* **本文**
== == ==

尼崎に祖父が創業した小さな映画館「波の上キネマ」を継ぐ安室俊介。座席数100余りの小さな映画館は、収益を上げることは年々難しくなっており、ついに新聞に「年内に閉館する見通し」との記事が出てしまう。そんなある日、創業者である祖父の名前を出した問い合わせが入る。それがきっかけとなり、祖父の前半生に興味を持った俊介は南へ向かう。祖父は脱出不可能な絶海の島で苛酷な労働を強いられていたが、そこにはジャングルの中に映画館があったという。祖父はなぜその島に行ったのか。なぜ映画館があったのか。運命に抗う祖父が見たものは……。壮大なスケールで描く驚嘆と希望の長編小説。

== == ==

注釈付き領域リスト
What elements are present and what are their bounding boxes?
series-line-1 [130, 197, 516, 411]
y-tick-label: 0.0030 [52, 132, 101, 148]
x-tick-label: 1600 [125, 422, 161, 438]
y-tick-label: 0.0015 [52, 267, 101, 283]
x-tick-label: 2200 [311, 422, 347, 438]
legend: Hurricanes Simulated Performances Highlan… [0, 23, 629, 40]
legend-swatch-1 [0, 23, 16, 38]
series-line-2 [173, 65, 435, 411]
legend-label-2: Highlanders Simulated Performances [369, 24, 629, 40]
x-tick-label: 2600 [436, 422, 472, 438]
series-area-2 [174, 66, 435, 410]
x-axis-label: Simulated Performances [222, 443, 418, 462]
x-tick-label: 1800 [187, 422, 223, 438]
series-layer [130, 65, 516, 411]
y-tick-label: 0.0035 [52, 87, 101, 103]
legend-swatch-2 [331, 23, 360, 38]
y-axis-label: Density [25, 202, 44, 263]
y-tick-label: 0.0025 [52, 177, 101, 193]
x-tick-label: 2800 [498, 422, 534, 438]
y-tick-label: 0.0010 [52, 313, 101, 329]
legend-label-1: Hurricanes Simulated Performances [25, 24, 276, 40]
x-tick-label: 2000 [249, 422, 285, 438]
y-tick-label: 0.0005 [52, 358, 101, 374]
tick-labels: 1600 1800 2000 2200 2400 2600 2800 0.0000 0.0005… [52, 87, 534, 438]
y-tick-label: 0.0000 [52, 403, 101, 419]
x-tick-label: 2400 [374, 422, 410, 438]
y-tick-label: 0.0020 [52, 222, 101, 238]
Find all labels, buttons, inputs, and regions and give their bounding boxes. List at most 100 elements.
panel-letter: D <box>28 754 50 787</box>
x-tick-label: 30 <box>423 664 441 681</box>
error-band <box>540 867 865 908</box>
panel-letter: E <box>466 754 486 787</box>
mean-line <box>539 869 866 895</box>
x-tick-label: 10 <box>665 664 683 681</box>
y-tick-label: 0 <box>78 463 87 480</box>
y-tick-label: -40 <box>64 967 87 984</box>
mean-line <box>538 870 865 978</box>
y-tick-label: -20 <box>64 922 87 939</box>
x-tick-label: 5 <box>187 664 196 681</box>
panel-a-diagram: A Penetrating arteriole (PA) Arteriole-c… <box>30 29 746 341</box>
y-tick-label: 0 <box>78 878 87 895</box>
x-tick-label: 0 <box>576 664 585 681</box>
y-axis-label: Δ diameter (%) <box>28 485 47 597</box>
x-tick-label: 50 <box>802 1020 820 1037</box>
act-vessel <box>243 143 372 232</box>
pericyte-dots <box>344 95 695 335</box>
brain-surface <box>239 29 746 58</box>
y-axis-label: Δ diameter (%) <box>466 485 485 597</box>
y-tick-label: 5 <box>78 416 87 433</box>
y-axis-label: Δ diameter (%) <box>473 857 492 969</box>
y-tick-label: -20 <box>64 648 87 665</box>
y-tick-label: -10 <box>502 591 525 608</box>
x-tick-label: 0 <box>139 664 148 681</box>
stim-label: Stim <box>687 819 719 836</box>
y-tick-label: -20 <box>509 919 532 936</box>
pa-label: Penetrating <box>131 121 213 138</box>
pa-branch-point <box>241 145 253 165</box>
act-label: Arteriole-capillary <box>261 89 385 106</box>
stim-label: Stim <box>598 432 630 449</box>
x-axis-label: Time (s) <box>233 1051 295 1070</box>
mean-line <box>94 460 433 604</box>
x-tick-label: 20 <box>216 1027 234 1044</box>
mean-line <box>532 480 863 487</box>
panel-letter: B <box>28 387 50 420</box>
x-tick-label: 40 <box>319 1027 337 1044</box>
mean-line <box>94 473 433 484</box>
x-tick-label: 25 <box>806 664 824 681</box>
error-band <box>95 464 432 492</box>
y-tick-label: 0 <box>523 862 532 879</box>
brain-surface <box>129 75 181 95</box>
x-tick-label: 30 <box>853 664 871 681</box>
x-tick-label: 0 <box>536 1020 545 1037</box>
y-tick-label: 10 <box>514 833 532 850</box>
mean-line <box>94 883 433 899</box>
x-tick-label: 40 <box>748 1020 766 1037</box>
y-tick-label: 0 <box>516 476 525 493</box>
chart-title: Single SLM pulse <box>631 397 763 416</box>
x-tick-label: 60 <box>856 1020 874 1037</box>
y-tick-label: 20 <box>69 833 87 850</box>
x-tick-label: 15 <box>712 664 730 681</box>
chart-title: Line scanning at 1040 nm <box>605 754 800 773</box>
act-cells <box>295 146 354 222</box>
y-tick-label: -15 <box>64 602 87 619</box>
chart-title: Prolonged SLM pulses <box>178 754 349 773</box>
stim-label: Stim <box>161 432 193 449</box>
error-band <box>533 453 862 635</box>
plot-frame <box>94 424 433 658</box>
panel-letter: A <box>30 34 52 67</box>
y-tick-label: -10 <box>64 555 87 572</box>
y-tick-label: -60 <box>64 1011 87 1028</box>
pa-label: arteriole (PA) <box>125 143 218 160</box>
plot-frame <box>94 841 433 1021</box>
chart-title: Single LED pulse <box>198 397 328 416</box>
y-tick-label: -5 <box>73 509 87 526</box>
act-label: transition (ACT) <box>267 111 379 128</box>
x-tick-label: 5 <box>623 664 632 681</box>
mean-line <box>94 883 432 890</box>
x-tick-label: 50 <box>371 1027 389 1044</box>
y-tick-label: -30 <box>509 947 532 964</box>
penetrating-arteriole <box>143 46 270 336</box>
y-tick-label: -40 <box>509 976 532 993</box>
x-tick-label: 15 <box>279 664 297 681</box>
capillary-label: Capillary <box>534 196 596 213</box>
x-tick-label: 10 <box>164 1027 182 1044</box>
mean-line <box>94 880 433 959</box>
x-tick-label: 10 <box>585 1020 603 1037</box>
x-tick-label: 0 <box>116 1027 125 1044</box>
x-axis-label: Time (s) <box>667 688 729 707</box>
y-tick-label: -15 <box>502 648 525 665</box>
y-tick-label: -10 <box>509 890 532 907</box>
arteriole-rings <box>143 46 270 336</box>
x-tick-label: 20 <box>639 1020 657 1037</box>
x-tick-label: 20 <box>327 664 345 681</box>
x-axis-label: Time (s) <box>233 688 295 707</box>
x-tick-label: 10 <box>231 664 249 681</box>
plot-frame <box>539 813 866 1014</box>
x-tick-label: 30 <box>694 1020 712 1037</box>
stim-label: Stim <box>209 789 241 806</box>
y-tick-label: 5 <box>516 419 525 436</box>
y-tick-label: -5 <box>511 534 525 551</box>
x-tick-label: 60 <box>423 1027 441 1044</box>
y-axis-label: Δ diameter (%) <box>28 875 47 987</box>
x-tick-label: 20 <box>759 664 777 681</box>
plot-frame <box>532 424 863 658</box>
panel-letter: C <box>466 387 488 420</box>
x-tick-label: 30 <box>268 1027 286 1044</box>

== == ==

* **作業の目的**
本文の「尼崎に祖父が創業した小さな映」から「で描く驚嘆と希望の長編小説。」までの全文を、「映画館」を「劇場」に置き換えて書き直してください。 データはここでは使わない。

* **正解**
尼崎に祖父が創業した小さな劇場「波の上キネマ」を継ぐ安室俊介。座席数100余りの小さな劇場は、収益を上げることは年々難しくなっており、ついに新聞に「年内に閉館する見通し」との記事が出てしまう。そんなある日、創業者である祖父の名前を出した問い合わせが入る。それがきっかけとなり、祖父の前半生に興味を持った俊介は南へ向かう。祖父は脱出不可能な絶海の島で苛酷な労働を強いられていたが、そこにはジャングルの中に劇場があったという。祖父はなぜその島に行ったのか。なぜ劇場があったのか。運命に抗う祖父が見たものは……。壮大なスケールで描く驚嘆と希望の長編小説。